<<<<

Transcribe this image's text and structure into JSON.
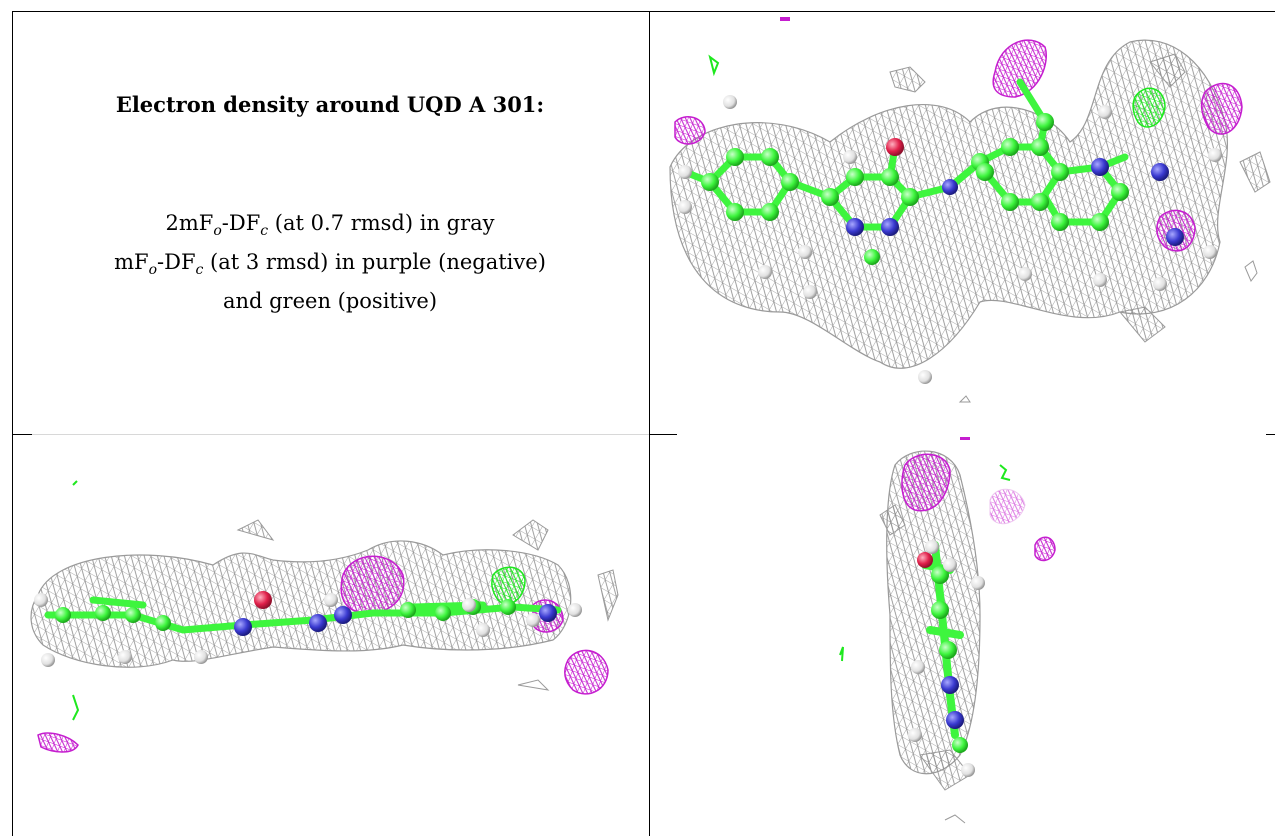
{
  "caption": {
    "title": "Electron density around UQD A 301:",
    "line1_prefix": "2mF",
    "line1_sub1": "o",
    "line1_mid": "-DF",
    "line1_sub2": "c",
    "line1_suffix": " (at 0.7 rmsd) in gray",
    "line2_prefix": "mF",
    "line2_sub1": "o",
    "line2_mid": "-DF",
    "line2_sub2": "c",
    "line2_suffix": " (at 3 rmsd) in purple (negative)",
    "line3": "and green (positive)"
  },
  "views": [
    {
      "name": "top-view",
      "orientation": "face-on"
    },
    {
      "name": "side-view",
      "orientation": "edge-on horizontal"
    },
    {
      "name": "end-view",
      "orientation": "edge-on vertical"
    }
  ],
  "colors": {
    "density_2fofc": "#9a9a9a",
    "density_negative": "#c51ecf",
    "density_positive": "#1ee81e",
    "carbon": "#3ef53e",
    "nitrogen": "#3a3ad0",
    "oxygen": "#e0204a",
    "hydrogen": "#e6e6e6"
  }
}
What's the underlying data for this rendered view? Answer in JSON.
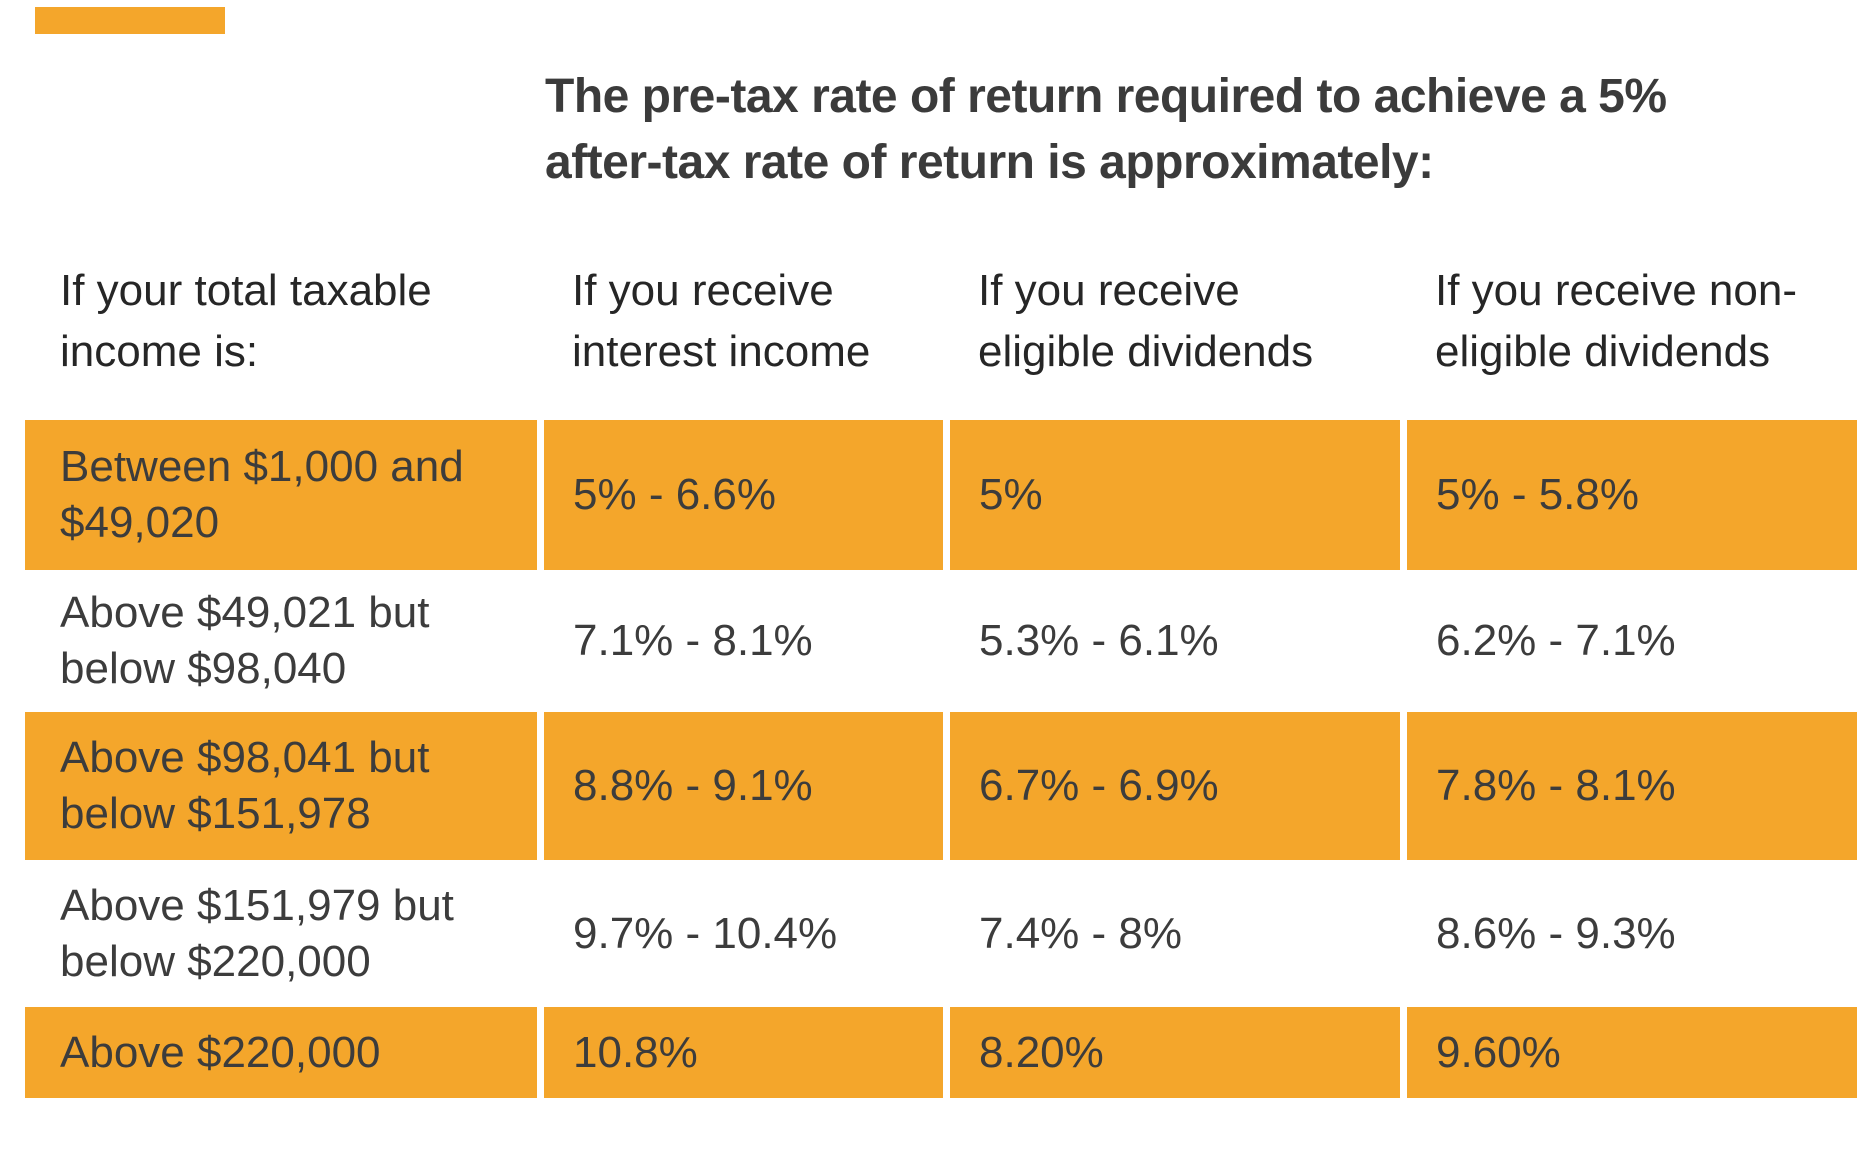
{
  "colors": {
    "highlight_orange": "#F4A62B",
    "title_text": "#3B3B3B",
    "header_text": "#262626",
    "cell_text": "#3C3C3C",
    "background": "#FFFFFF"
  },
  "display": {
    "title_lines": [
      "The pre-tax rate of return required to achieve a 5%",
      "after-tax rate of return is approximately:"
    ],
    "headers": [
      {
        "lines": [
          "If your total taxable",
          "income is:"
        ]
      },
      {
        "lines": [
          "If you receive",
          "interest income"
        ]
      },
      {
        "lines": [
          "If you receive",
          "eligible dividends"
        ]
      },
      {
        "lines": [
          "If you receive non-",
          "eligible dividends"
        ]
      }
    ],
    "rows": [
      {
        "label_lines": [
          "Between $1,000 and",
          "$49,020"
        ],
        "values": [
          "5% - 6.6%",
          "5%",
          "5% - 5.8%"
        ],
        "highlighted": true
      },
      {
        "label_lines": [
          "Above $49,021 but",
          "below $98,040"
        ],
        "values": [
          "7.1% - 8.1%",
          "5.3% - 6.1%",
          "6.2% - 7.1%"
        ],
        "highlighted": false
      },
      {
        "label_lines": [
          "Above $98,041 but",
          "below $151,978"
        ],
        "values": [
          "8.8% - 9.1%",
          "6.7% - 6.9%",
          "7.8% - 8.1%"
        ],
        "highlighted": true
      },
      {
        "label_lines": [
          "Above $151,979 but",
          "below $220,000"
        ],
        "values": [
          "9.7% - 10.4%",
          "7.4% - 8%",
          "8.6% - 9.3%"
        ],
        "highlighted": false
      },
      {
        "label_lines": [
          "Above $220,000"
        ],
        "values": [
          "10.8%",
          "8.20%",
          "9.60%"
        ],
        "highlighted": true
      }
    ]
  },
  "chart_data": {
    "type": "table",
    "title": "The pre-tax rate of return required to achieve a 5% after-tax rate of return is approximately:",
    "columns": [
      "If your total taxable income is:",
      "If you receive interest income",
      "If you receive eligible dividends",
      "If you receive non-eligible dividends"
    ],
    "rows": [
      [
        "Between $1,000 and $49,020",
        "5% - 6.6%",
        "5%",
        "5% - 5.8%"
      ],
      [
        "Above $49,021 but below $98,040",
        "7.1% - 8.1%",
        "5.3% - 6.1%",
        "6.2% - 7.1%"
      ],
      [
        "Above $98,041 but below $151,978",
        "8.8% - 9.1%",
        "6.7% - 6.9%",
        "7.8% - 8.1%"
      ],
      [
        "Above $151,979 but below $220,000",
        "9.7% - 10.4%",
        "7.4% - 8%",
        "8.6% - 9.3%"
      ],
      [
        "Above $220,000",
        "10.8%",
        "8.20%",
        "9.60%"
      ]
    ],
    "highlighted_rows": [
      0,
      2,
      4
    ],
    "highlight_color": "#F4A62B",
    "legend_position": "none",
    "grid": false
  }
}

>>>>

Count each line with "total" in it and report that figure by itself.

TASK SOLUTION:
2